(Beginning of Document text)

To our knowledge, our study is the first to describe a PKA-mTORC1 interaction and its physiological relevance in the context of GLP-1R signaling. PKA is reported to either stimulate (Liu et al., 2016) or inhibit (Jewell et al., 2019) mTORC1 activity. Similar to our study, (Liu et al., 2016) show PKA-mediated stimulation of mTORC1 in cells incubated in serum-free media. This contrasts with inhibition of mTORC1 in cells cultured in serum-supplemented media reported by Jewell et al., 2019. Since mTORC1 is a cellular energy sensor, PKA exerts differential actions on mTORC1 depending on nutrient availability or cellular signaling and energy status, as originally shown by Scott and Lawrence, 1998 demonstrating that forskolin inhibits insulin-stimulated S6 phosphorylation and also subsequently shown by Liu and colleagues (Liu et al., 2016).

In vivo results using novel PKA-resistant Raptor knockin mice suggest that PKA phosphorylation of Raptor contributes to the weight loss effect of liraglutide in lean but not in obese mice. One limitation of these in vivo studies is that PKA-resistant Raptor is expressed in all tissues. Loss of PKA phosphorylation of Raptor in one or multiple tissues may contribute to our observation that CMV-Ser791Ala mice gained significantly more weight on the HFD compared to control mice. This difference in starting body weight could explain why liraglutide-induced weight loss was not attenuated in obese CMV-Ser791Ala mice, as in lean mice, since heavier mice tend to be more responsive to liraglutide (Figure 4—figure supplement 1). This could offset any reduction in liraglutide responsiveness resulting from expression of PKA-resistant Raptor. We support this by showing that CMV-Ser791Ala mice with lower initial body weights display a tendency towards reduced responsiveness to liraglutide. Future studies will circumvent the limitations of the CMV-Ser791Ala model by introducing the Ser791Ala mutation to specific tissues/cell types that specifically mediate liraglutide-induced weight loss. The brain is a key target for the weight-lowering effects of GLP-1R agonists (Adams et al., 2018; Sisley et al., 2014; Varin et al., 2019). Regulation of energy balance by mTORC1 appears to be most critical in hypothalamic regions such as the arcuate (ARC), paraventricular hypothalamus (PVH), VMH, and suprachiasmatic nucleus (Cota et al., 2006; Inhoff et al., 2010; Proulx et al., 2008), where the GLP-1R is highly expressed (Jensen et al., 2018; Cork et al., 2015). The ARC mediates weight loss effects of liraglutide (Secher et al., 2014) and is engaged by systemic liraglutide (Salinas et al., 2018). Hindbrain regions are also engaged by systemic liraglutide and mediate its weight-lowering effects (Salinas et al., 2018; Fortin et al., 2020). Inhibition of PKA attenuates the anorectic effect of hindbrain-targeted Ex4 in rats (Hayes et al., 2011). Future studies expressing Ser791Ala Raptor in a brain region/cell-type specific manner will enable identification of neuronal population(s) where a PKA-mTORC1 interaction mediates the anorectic effect of GLP-1R agonists.

(End of Document text)

> Exercises to complete
A. Translate this sentence from the passage on PKA and mTORC1 into Spanish: "One limitation of these in vivo studies is that PKA-resistant Raptor is expressed in all tissues."
B. Duplicate the part of the passage on PKA and mTORC1 starting with "To our knowledge, our" and going on through "et al., 2016).".

(Beginning of Data extracts)

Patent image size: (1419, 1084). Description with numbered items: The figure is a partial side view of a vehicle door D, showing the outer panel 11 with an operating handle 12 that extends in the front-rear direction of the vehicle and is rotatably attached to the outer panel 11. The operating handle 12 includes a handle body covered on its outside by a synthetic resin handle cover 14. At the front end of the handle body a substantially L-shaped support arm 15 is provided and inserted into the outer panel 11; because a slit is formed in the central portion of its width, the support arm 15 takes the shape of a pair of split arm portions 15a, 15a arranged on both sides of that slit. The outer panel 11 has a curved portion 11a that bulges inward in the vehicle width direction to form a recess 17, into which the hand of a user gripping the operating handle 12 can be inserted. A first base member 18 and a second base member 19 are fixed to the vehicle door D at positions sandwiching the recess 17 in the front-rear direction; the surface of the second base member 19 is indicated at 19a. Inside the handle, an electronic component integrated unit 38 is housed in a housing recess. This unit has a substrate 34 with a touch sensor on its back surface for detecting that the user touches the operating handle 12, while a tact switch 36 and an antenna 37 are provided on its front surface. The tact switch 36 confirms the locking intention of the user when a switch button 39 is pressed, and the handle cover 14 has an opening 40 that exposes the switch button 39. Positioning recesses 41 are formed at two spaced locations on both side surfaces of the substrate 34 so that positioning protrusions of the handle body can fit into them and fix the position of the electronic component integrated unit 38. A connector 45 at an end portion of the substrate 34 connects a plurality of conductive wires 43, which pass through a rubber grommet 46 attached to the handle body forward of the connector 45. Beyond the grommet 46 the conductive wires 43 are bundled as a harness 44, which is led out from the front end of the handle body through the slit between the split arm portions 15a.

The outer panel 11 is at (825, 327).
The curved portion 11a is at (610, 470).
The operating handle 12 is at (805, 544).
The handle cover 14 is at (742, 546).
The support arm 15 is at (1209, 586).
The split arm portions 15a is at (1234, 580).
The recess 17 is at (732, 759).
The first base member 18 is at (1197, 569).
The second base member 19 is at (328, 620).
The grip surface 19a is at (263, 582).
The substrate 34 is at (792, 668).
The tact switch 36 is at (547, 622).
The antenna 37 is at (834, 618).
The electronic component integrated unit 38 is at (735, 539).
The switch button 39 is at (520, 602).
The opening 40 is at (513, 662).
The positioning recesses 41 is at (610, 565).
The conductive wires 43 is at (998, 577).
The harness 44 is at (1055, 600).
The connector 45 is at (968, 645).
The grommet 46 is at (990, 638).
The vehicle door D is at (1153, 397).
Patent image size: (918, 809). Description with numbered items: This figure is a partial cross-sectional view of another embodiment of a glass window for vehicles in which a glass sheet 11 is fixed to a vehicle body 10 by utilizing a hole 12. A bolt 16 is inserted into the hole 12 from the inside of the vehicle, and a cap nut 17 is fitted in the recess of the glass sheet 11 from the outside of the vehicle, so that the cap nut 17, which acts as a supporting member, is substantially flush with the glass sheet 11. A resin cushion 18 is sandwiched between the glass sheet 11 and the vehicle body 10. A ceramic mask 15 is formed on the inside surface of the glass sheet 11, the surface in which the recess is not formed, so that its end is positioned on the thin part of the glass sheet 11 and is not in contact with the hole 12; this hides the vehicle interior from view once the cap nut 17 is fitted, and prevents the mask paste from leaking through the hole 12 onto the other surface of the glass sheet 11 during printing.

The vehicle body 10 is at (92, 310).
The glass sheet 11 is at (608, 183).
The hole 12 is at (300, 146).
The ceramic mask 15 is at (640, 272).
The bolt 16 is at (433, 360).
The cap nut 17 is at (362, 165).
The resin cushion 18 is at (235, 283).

(End of Data extracts)

> Answers to the exercise
A. Una limitación de estos estudios in vivo es que la Raptor resistente a PKA se expresa en todos los tejidos.

B.
To our knowledge, our study is the first to describe a PKA-mTORC1 interaction and its physiological relevance in the context of GLP-1R signaling. PKA is reported to either stimulate (Liu et al., 2016) or inhibit (Jewell et al., 2019) mTORC1 activity. Similar to our study, (Liu et al., 2016) show PKA-mediated stimulation of mTORC1 in cells incubated in serum-free media. This contrasts with inhibition of mTORC1 in cells cultured in serum-supplemented media reported by Jewell et al., 2019. Since mTORC1 is a cellular energy sensor, PKA exerts differential actions on mTORC1 depending on nutrient availability or cellular signaling and energy status, as originally shown by Scott and Lawrence, 1998 demonstrating that forskolin inhibits insulin-stimulated S6 phosphorylation and also subsequently shown by Liu and colleagues (Liu et al., 2016).